Exercise details
From the entries below, list each line with "noise".

Figure data in JSON
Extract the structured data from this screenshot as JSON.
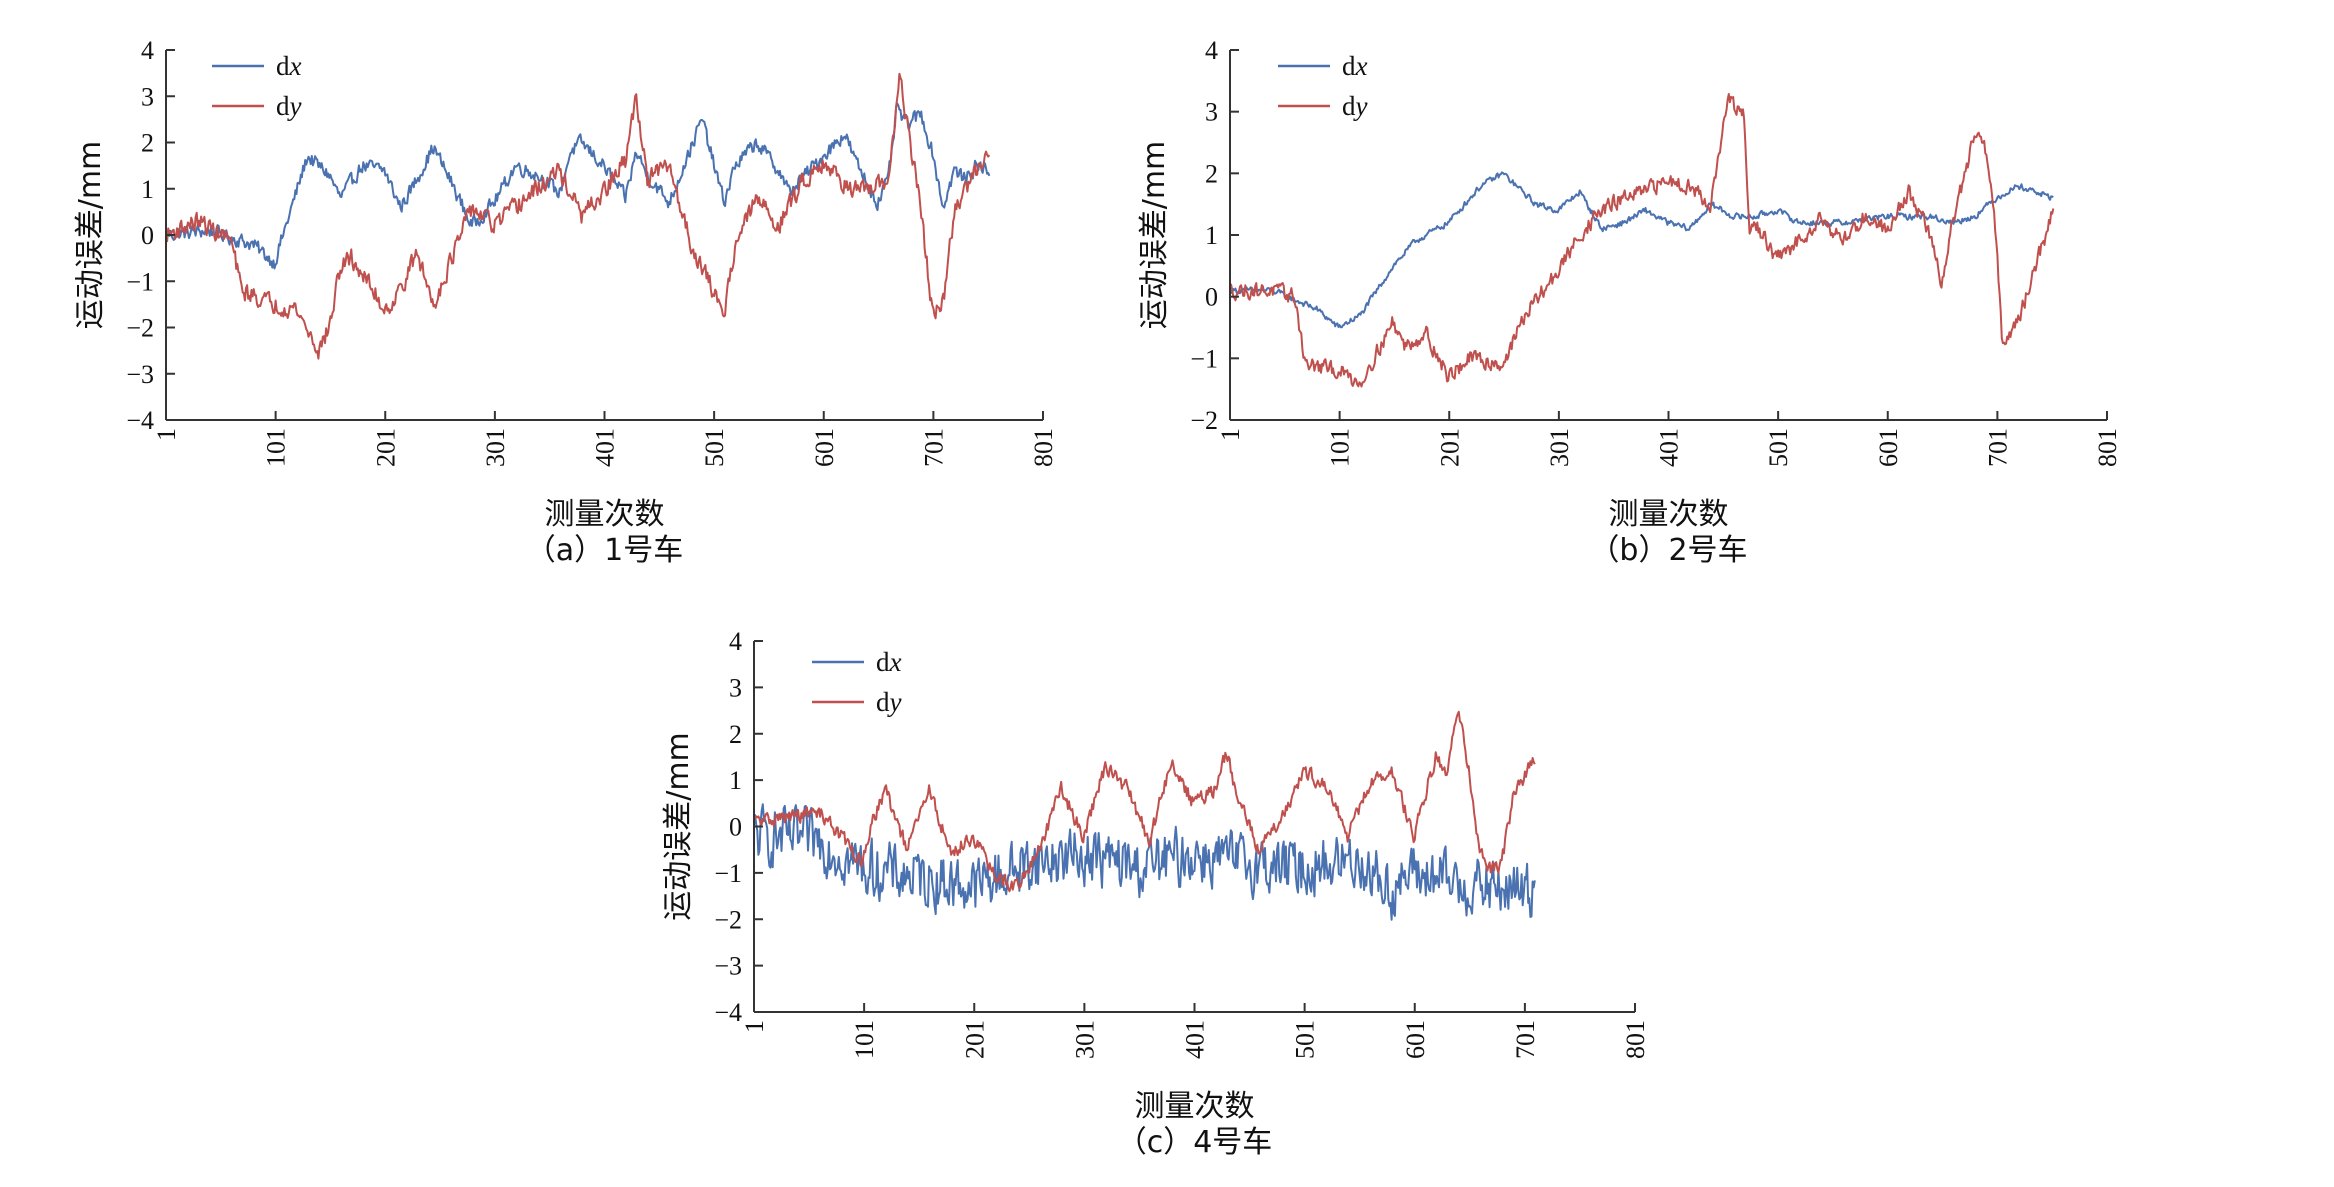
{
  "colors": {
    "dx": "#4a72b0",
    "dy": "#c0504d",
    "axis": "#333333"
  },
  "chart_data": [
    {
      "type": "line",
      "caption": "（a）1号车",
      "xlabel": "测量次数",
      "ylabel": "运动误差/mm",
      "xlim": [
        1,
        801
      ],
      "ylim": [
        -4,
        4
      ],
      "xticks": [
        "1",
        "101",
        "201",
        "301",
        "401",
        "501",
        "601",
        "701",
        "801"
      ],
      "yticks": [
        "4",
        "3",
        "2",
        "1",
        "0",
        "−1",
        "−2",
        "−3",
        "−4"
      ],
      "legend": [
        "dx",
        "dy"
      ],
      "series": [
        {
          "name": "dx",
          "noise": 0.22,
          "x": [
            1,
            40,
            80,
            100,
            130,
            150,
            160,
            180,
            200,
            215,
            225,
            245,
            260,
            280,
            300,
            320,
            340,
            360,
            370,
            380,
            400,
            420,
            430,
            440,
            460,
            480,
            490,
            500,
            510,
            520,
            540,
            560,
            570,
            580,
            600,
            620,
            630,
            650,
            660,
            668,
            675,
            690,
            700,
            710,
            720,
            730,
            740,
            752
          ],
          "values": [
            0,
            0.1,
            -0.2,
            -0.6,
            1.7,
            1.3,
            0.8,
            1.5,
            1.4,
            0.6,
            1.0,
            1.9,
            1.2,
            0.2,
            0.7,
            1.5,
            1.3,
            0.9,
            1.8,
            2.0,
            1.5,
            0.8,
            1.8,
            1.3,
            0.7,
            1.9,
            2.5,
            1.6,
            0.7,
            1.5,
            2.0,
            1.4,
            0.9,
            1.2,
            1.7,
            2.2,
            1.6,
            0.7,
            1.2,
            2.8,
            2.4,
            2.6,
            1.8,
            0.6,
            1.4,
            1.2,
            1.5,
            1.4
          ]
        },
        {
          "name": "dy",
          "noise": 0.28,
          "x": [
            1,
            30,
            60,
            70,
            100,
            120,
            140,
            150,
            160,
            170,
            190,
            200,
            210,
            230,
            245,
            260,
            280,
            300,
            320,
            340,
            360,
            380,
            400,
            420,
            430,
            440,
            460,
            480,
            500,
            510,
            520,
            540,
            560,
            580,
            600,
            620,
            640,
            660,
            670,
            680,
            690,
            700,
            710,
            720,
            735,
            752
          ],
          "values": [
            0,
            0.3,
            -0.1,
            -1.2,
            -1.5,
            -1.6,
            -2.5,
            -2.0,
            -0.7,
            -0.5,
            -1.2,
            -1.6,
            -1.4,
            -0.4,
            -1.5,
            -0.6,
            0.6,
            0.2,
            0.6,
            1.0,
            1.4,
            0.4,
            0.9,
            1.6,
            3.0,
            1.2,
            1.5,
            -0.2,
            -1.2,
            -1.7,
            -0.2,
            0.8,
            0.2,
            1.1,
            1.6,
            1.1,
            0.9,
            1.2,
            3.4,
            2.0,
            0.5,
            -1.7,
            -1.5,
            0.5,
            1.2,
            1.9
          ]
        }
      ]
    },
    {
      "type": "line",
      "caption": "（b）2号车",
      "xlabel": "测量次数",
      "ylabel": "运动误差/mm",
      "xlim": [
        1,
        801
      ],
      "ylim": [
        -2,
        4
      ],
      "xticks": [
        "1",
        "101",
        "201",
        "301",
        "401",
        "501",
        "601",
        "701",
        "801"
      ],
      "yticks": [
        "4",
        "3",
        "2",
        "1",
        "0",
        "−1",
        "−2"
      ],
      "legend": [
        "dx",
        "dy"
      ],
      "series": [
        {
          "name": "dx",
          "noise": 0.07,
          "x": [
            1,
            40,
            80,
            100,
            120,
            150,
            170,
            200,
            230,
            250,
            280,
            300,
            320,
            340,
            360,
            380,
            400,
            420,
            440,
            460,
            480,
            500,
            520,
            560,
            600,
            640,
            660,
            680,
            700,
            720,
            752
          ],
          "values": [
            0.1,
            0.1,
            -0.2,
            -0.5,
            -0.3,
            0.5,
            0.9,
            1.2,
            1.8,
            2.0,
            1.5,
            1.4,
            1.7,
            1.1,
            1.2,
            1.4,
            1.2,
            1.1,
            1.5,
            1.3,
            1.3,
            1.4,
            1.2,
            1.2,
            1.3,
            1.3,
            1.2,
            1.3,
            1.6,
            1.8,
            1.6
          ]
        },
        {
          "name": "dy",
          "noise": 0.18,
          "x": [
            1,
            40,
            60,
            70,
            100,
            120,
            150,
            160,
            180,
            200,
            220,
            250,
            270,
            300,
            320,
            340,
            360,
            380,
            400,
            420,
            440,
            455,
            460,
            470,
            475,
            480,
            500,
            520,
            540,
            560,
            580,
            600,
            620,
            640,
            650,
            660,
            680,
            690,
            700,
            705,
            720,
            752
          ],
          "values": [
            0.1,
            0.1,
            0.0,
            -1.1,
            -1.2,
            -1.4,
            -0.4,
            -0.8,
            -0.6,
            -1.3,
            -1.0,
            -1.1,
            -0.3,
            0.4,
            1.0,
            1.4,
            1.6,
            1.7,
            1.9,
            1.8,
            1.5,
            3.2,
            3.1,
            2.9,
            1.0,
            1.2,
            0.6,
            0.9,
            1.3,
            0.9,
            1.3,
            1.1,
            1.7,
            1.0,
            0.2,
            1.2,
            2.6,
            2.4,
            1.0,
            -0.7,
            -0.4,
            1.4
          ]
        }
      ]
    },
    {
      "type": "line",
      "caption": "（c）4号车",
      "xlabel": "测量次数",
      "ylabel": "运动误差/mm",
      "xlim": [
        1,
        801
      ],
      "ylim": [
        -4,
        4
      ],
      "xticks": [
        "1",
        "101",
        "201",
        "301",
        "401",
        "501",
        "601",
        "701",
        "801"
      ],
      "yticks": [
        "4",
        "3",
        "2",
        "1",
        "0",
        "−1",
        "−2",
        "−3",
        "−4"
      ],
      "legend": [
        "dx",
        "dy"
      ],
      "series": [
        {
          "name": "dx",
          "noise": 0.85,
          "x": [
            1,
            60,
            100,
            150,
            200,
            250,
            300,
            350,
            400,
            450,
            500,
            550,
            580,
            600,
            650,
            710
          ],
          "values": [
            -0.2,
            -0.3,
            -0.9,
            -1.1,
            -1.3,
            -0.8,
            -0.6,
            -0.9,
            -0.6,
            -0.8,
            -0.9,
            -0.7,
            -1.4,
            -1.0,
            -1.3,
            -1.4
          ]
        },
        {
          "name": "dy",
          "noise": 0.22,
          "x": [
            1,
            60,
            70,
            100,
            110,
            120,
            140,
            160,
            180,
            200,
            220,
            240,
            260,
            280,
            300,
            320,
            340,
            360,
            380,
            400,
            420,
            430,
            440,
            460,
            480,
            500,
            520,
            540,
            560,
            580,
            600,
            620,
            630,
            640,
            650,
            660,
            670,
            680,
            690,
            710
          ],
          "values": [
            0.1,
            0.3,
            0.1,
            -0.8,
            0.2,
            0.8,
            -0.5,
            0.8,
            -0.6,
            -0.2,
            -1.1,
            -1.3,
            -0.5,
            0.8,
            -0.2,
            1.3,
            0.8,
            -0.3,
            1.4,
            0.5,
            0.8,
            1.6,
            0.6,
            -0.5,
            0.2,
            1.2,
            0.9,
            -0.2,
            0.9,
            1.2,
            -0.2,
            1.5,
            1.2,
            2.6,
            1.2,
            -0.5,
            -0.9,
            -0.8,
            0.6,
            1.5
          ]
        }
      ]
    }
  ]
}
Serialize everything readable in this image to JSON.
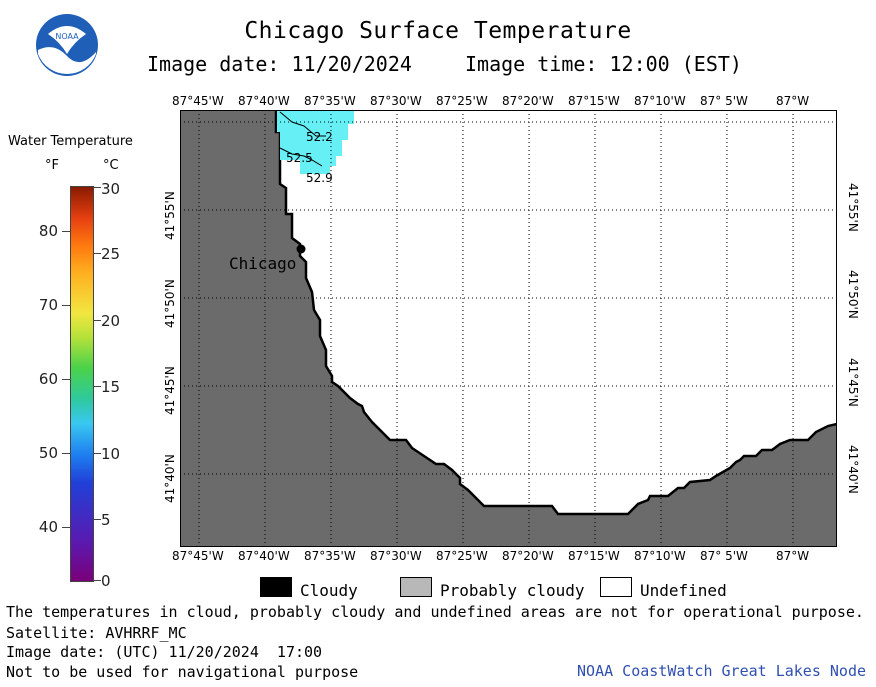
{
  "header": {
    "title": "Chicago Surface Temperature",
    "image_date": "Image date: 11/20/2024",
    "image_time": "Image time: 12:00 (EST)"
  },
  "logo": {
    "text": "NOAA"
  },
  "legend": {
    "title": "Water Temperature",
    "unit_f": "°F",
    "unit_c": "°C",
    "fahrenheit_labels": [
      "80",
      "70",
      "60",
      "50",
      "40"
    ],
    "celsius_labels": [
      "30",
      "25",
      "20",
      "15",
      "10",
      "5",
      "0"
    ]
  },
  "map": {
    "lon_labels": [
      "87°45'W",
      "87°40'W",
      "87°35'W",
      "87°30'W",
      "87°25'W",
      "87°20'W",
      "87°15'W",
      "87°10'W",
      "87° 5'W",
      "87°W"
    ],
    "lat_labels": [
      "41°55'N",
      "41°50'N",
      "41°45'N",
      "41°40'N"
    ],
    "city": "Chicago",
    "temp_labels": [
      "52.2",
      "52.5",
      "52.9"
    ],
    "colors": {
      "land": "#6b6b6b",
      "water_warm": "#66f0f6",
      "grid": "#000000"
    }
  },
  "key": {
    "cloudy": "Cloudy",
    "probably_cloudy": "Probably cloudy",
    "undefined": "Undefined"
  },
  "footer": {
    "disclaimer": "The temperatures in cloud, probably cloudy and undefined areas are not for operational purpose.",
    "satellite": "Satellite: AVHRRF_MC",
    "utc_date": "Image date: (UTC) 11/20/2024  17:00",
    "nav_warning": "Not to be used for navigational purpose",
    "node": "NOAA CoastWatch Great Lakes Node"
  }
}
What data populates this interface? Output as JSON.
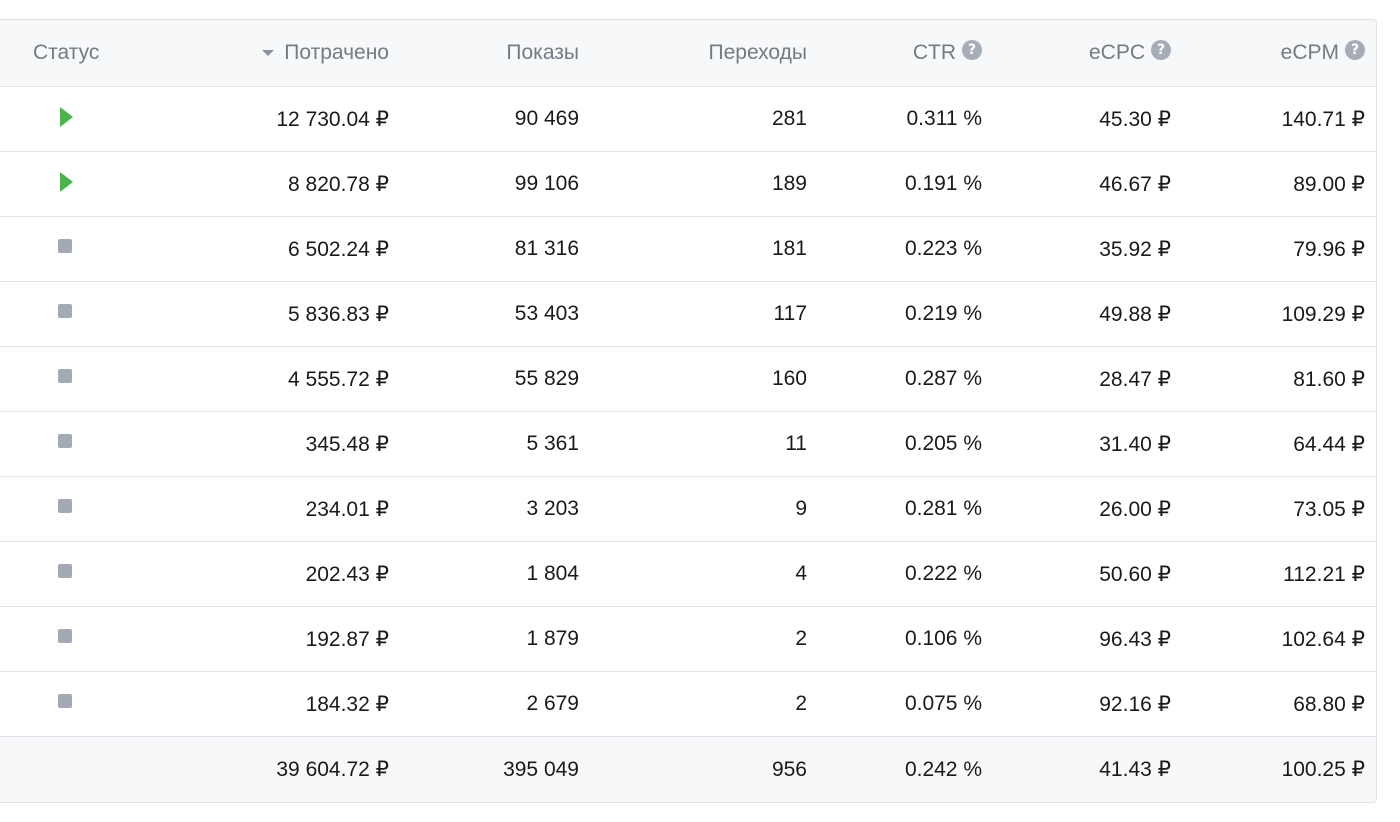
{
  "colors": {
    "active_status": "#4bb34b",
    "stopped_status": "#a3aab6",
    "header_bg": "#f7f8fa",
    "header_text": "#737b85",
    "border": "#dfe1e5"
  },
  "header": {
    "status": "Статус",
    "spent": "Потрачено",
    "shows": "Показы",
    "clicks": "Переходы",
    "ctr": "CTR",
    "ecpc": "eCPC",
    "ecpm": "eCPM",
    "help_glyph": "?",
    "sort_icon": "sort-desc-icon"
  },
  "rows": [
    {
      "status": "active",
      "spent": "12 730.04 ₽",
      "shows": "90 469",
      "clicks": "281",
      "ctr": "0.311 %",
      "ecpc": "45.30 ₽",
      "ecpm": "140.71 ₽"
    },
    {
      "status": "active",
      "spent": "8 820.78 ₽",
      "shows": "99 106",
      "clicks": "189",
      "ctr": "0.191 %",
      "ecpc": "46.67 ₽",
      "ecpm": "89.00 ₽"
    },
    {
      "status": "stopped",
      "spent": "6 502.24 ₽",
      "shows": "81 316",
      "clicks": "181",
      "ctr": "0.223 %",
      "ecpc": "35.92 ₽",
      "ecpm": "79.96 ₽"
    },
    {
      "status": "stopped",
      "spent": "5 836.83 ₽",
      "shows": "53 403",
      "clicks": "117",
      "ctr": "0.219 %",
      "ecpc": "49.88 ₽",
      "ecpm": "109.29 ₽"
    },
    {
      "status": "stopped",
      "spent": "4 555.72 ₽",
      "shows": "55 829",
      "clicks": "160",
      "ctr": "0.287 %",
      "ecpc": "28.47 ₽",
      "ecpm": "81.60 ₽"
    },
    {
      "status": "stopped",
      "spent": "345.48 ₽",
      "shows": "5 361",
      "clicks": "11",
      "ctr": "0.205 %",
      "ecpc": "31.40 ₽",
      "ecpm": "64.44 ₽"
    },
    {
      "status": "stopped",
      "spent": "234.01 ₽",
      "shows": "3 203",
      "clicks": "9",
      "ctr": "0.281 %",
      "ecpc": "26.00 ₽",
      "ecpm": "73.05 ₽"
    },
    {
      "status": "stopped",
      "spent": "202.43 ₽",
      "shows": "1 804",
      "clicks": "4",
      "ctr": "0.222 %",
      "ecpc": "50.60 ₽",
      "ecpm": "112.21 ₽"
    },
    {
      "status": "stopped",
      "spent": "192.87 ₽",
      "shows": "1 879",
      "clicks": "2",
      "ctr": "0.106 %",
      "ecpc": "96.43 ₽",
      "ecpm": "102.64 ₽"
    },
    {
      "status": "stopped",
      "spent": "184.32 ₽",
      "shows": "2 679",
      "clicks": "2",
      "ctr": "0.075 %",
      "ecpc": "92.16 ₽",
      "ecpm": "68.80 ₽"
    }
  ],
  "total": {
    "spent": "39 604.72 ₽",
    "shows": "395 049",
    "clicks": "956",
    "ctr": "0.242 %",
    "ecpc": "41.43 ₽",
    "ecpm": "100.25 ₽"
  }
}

Solution to this task
          "noise": 0.22,
          "noise": 0.28,
          "noise": 0.07,
          "noise": 0.18,
          "noise": 0.85,
          "noise": 0.22,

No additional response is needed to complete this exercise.